| GIVEN ENTRIES |
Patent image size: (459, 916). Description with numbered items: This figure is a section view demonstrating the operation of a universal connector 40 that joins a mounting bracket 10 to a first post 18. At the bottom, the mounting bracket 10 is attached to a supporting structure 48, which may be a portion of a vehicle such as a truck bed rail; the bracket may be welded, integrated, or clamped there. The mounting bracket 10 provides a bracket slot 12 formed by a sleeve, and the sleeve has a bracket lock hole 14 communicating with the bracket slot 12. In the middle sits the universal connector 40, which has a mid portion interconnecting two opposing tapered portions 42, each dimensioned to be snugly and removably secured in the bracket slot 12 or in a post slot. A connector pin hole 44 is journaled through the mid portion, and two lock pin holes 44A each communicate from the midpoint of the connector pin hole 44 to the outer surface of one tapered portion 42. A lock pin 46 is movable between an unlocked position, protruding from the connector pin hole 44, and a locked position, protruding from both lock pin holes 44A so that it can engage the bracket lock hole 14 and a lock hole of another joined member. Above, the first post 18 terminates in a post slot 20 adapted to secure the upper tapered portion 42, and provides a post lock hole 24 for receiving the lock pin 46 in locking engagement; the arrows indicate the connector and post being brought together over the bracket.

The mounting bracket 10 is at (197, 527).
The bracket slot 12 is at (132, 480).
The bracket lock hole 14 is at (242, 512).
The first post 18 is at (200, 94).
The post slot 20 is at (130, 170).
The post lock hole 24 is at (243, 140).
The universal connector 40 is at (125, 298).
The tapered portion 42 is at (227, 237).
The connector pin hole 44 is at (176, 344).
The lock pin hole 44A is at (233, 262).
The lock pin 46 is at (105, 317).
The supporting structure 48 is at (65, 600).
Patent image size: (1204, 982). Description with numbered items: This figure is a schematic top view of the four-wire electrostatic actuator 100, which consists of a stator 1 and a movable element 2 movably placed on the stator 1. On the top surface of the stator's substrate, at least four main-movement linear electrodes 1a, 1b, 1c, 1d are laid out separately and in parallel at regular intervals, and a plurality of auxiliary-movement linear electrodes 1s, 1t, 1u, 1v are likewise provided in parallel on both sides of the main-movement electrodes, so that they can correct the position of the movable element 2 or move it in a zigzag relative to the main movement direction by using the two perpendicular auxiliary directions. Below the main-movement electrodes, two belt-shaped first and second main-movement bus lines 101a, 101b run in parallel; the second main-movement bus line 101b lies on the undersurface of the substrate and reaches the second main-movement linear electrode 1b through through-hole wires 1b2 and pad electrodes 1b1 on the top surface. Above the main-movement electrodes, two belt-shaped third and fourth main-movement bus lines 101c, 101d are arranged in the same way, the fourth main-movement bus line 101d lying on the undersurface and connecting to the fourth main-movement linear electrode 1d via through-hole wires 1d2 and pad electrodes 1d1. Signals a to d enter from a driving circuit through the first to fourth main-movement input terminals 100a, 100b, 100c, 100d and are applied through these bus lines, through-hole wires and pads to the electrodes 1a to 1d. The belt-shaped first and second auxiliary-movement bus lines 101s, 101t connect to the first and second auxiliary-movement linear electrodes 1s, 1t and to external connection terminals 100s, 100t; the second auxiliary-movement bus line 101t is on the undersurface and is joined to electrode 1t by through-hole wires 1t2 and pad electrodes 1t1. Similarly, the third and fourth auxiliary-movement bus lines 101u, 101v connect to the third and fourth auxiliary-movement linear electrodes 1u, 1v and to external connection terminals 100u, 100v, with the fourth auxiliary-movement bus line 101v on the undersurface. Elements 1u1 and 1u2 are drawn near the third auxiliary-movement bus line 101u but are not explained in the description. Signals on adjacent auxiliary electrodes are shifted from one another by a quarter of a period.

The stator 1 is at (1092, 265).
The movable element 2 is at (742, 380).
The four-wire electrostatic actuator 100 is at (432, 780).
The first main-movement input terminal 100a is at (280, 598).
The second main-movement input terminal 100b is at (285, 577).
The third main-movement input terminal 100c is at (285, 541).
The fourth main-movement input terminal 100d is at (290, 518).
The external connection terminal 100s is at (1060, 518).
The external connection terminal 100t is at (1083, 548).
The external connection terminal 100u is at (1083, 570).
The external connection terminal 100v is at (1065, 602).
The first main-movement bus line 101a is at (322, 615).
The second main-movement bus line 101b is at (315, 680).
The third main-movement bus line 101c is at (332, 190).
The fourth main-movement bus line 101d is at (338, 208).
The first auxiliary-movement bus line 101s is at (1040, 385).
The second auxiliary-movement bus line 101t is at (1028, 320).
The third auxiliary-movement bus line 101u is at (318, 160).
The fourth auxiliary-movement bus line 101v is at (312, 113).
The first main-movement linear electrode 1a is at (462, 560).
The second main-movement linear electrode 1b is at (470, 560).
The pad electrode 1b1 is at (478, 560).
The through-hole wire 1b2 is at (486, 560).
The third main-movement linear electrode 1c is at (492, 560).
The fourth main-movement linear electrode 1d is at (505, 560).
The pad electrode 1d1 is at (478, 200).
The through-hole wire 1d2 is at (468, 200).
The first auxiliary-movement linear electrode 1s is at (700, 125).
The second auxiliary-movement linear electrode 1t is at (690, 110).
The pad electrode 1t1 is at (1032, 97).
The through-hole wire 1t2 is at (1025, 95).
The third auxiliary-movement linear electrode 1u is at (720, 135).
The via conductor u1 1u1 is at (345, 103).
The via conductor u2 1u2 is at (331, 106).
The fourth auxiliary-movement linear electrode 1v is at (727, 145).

| INSTRUCTIONS TO FOLLOW |
Output the records above as a two-column CSV with the header row description,locations and one row for each record. Put each record's text in the description column and its answer in the locations column, enclosing every field in double quotes and replacing line breaks with spaces.

| SOLUTION TO THE EXERCISE |
description,locations
"Patent image size: (459, 916). Description with numbered items: This figure is a section view demonstrating the operation of a universal connector 40 that joins a mounting bracket 10 to a first post 18. At the bottom, the mounting bracket 10 is attached to a supporting structure 48, which may be a portion of a vehicle such as a truck bed rail; the bracket may be welded, integrated, or clamped there. The mounting bracket 10 provides a bracket slot 12 formed by a sleeve, and the sleeve has a bracket lock hole 14 communicating with the bracket slot 12. In the middle sits the universal connector 40, which has a mid portion interconnecting two opposing tapered portions 42, each dimensioned to be snugly and removably secured in the bracket slot 12 or in a post slot. A connector pin hole 44 is journaled through the mid portion, and two lock pin holes 44A each communicate from the midpoint of the connector pin hole 44 to the outer surface of one tapered portion 42. A lock pin 46 is movable between an unlocked position, protruding from the connector pin hole 44, and a locked position, protruding from both lock pin holes 44A so that it can engage the bracket lock hole 14 and a lock hole of another joined member. Above, the first post 18 terminates in a post slot 20 adapted to secure the upper tapered portion 42, and provides a post lock hole 24 for receiving the lock pin 46 in locking engagement; the arrows indicate the connector and post being brought together over the bracket.","The mounting bracket 10 is at (197, 527). The bracket slot 12 is at (132, 480). The bracket lock hole 14 is at (242, 512). The first post 18 is at (200, 94). The post slot 20 is at (130, 170). The post lock hole 24 is at (243, 140). The universal connector 40 is at (125, 298). The tapered portion 42 is at (227, 237). The connector pin hole 44 is at (176, 344). The lock pin hole 44A is at (233, 262). The lock pin 46 is at (105, 317). The supporting structure 48 is at (65, 600)."
"Patent image size: (1204, 982). Description with numbered items: This figure is a schematic top view of the four-wire electrostatic actuator 100, which consists of a stator 1 and a movable element 2 movably placed on the stator 1. On the top surface of the stator's substrate, at least four main-movement linear electrodes 1a, 1b, 1c, 1d are laid out separately and in parallel at regular intervals, and a plurality of auxiliary-movement linear electrodes 1s, 1t, 1u, 1v are likewise provided in parallel on both sides of the main-movement electrodes, so that they can correct the position of the movable element 2 or move it in a zigzag relative to the main movement direction by using the two perpendicular auxiliary directions. Below the main-movement electrodes, two belt-shaped first and second main-movement bus lines 101a, 101b run in parallel; the second main-movement bus line 101b lies on the undersurface of the substrate and reaches the second main-movement linear electrode 1b through through-hole wires 1b2 and pad electrodes 1b1 on the top surface. Above the main-movement electrodes, two belt-shaped third and fourth main-movement bus lines 101c, 101d are arranged in the same way, the fourth main-movement bus line 101d lying on the undersurface and connecting to the fourth main-movement linear electrode 1d via through-hole wires 1d2 and pad electrodes 1d1. Signals a to d enter from a driving circuit through the first to fourth main-movement input terminals 100a, 100b, 100c, 100d and are applied through these bus lines, through-hole wires and pads to the electrodes 1a to 1d. The belt-shaped first and second auxiliary-movement bus lines 101s, 101t connect to the first and second auxiliary-movement linear electrodes 1s, 1t and to external connection terminals 100s, 100t; the second auxiliary-movement bus line 101t is on the undersurface and is joined to electrode 1t by through-hole wires 1t2 and pad electrodes 1t1. Similarly, the third and fourth auxiliary-movement bus lines 101u, 101v connect to the third and fourth auxiliary-movement linear electrodes 1u, 1v and to external connection terminals 100u, 100v, with the fourth auxiliary-movement bus line 101v on the undersurface. Elements 1u1 and 1u2 are drawn near the third auxiliary-movement bus line 101u but are not explained in the description. Signals on adjacent auxiliary electrodes are shifted from one another by a quarter of a period.","The stator 1 is at (1092, 265). The movable element 2 is at (742, 380). The four-wire electrostatic actuator 100 is at (432, 780). The first main-movement input terminal 100a is at (280, 598). The second main-movement input terminal 100b is at (285, 577). The third main-movement input terminal 100c is at (285, 541). The fourth main-movement input terminal 100d is at (290, 518). The external connection terminal 100s is at (1060, 518). The external connection terminal 100t is at (1083, 548). The external connection terminal 100u is at (1083, 570). The external connection terminal 100v is at (1065, 602). The first main-movement bus line 101a is at (322, 615). The second main-movement bus line 101b is at (315, 680). The third main-movement bus line 101c is at (332, 190). The fourth main-movement bus line 101d is at (338, 208). The first auxiliary-movement bus line 101s is at (1040, 385). The second auxiliary-movement bus line 101t is at (1028, 320). The third auxiliary-movement bus line 101u is at (318, 160). The fourth auxiliary-movement bus line 101v is at (312, 113). The first main-movement linear electrode 1a is at (462, 560). The second main-movement linear electrode 1b is at (470, 560). The pad electrode 1b1 is at (478, 560). The through-hole wire 1b2 is at (486, 560). The third main-movement linear electrode 1c is at (492, 560). The fourth main-movement linear electrode 1d is at (505, 560). The pad electrode 1d1 is at (478, 200). The through-hole wire 1d2 is at (468, 200). The first auxiliary-movement linear electrode 1s is at (700, 125). The second auxiliary-movement linear electrode 1t is at (690, 110). The pad electrode 1t1 is at (1032, 97). The through-hole wire 1t2 is at (1025, 95). The third auxiliary-movement linear electrode 1u is at (720, 135). The via conductor u1 1u1 is at (345, 103). The via conductor u2 1u2 is at (331, 106). The fourth auxiliary-movement linear electrode 1v is at (727, 145)."